* Given instruction *
Copy out all lines in the data below containing the string "diseño".

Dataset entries
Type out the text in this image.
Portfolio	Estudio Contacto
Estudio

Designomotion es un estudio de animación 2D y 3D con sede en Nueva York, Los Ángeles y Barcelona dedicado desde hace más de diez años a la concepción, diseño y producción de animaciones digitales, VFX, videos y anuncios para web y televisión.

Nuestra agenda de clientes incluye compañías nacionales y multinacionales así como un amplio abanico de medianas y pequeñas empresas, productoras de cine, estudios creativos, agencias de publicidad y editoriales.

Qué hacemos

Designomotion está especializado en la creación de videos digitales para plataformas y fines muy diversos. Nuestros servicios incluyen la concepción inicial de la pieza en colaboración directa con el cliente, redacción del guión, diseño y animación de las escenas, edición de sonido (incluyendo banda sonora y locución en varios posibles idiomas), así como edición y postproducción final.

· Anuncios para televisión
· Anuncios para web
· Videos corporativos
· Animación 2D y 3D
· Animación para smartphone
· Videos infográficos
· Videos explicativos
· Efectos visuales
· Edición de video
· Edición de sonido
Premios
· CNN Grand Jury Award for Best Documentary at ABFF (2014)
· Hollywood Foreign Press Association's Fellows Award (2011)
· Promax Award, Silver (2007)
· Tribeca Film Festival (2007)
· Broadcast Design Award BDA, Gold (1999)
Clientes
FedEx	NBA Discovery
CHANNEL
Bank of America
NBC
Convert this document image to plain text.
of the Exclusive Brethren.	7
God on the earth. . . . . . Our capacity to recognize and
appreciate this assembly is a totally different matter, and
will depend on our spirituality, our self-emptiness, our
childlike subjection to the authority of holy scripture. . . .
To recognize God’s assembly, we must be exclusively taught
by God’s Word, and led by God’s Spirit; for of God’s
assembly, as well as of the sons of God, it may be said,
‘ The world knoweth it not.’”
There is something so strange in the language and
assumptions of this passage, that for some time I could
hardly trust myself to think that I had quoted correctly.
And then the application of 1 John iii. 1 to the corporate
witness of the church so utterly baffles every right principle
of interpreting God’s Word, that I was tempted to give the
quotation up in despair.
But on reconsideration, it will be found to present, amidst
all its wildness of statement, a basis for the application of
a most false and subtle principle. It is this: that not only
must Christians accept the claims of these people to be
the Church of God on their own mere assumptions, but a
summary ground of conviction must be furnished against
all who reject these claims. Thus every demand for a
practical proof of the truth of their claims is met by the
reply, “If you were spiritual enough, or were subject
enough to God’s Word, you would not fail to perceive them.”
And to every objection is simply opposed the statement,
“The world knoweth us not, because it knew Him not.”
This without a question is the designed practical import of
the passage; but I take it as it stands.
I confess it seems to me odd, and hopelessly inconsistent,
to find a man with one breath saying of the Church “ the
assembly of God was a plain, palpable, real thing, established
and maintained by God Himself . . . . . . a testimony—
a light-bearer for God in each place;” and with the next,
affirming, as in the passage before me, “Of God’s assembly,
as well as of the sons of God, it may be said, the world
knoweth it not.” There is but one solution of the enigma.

* Worked answer *
Designomotion es un estudio de animación 2D y 3D con sede en Nueva York, Los Ángeles y Barcelona dedicado desde hace más de diez años a la concepción, diseño y producción de animaciones digitales, VFX, videos y anuncios para web y televisión.
Designomotion está especializado en la creación de videos digitales para plataformas y fines muy diversos. Nuestros servicios incluyen la concepción inicial de la pieza en colaboración directa con el cliente, redacción del guión, diseño y animación de las escenas, edición de sonido (incluyendo banda sonora y locución en varios posibles idiomas), así como edición y postproducción final.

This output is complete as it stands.